- _TASK DESCRIPTION_:
Find each line holding "collimated" and copy it out.
━━ SOURCE DATA ━━
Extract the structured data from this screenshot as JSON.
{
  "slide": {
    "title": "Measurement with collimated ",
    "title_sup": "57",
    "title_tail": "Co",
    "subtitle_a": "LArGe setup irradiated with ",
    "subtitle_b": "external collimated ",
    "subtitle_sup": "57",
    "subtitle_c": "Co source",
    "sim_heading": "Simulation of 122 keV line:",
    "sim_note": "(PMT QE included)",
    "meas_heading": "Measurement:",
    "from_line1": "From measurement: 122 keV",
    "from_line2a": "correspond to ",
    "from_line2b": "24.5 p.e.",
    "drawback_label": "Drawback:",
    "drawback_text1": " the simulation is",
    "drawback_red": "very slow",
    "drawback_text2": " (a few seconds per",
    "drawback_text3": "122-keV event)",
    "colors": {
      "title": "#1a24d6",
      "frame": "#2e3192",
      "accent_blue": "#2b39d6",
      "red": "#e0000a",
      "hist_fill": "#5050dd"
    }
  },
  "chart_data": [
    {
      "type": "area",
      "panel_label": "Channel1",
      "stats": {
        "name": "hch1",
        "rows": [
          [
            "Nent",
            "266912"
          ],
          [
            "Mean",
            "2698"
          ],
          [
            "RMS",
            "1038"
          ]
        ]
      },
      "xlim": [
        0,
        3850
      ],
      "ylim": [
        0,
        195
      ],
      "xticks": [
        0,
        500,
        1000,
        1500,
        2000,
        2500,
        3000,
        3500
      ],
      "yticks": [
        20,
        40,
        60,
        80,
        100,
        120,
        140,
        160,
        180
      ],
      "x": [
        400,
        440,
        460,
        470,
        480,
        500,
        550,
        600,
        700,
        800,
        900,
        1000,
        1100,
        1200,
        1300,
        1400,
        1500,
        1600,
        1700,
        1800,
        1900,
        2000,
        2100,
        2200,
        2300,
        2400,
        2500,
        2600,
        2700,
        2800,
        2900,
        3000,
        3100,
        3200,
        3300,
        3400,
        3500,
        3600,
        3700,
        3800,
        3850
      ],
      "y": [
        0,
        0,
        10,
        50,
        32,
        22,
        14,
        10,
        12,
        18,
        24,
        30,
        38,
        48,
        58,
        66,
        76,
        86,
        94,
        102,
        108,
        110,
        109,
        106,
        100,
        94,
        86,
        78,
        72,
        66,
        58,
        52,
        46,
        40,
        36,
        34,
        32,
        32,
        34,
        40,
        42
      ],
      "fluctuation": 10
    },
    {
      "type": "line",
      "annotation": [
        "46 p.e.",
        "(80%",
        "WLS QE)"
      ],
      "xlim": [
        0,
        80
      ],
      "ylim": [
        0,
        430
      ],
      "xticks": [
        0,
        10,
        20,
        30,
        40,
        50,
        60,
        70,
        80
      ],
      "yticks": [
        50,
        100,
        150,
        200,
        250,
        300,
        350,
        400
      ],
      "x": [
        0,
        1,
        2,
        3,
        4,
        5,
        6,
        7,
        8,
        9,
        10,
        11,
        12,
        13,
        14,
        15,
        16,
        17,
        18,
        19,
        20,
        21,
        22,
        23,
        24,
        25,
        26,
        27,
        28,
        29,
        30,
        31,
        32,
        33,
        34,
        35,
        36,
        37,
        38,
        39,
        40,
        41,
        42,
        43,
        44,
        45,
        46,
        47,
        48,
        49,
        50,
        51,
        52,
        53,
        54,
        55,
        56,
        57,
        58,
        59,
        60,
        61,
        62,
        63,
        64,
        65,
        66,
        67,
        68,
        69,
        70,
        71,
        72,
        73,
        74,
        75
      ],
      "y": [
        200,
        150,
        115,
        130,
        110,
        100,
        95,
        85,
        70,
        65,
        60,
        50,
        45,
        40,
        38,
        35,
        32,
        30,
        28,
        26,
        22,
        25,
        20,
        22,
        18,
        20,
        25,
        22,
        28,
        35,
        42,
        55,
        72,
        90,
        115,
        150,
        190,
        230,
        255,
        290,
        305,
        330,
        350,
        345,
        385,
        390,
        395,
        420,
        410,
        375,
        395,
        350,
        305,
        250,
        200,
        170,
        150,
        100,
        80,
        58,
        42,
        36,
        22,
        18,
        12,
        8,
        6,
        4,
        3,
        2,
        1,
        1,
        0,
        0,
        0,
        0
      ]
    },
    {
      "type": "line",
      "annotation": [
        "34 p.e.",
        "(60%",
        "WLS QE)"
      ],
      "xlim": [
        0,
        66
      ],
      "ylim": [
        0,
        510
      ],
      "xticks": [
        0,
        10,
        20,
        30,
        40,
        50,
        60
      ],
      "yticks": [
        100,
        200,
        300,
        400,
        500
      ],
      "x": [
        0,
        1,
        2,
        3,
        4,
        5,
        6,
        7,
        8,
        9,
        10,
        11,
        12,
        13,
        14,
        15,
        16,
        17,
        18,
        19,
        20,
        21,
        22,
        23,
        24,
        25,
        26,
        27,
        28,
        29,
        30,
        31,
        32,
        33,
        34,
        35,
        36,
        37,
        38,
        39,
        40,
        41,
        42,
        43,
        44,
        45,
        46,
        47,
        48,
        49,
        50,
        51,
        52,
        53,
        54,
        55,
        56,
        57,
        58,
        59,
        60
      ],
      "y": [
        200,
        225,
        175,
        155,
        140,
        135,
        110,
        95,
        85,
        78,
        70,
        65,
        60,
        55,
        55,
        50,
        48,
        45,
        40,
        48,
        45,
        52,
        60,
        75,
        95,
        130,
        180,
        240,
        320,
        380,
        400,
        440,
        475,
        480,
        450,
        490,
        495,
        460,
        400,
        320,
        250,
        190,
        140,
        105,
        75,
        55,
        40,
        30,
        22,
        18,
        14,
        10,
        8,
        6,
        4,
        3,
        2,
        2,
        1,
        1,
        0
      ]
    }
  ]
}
━━━
- _FINISHED TASK_:
    "title": "Measurement with collimated ",
    "subtitle_b": "external collimated ",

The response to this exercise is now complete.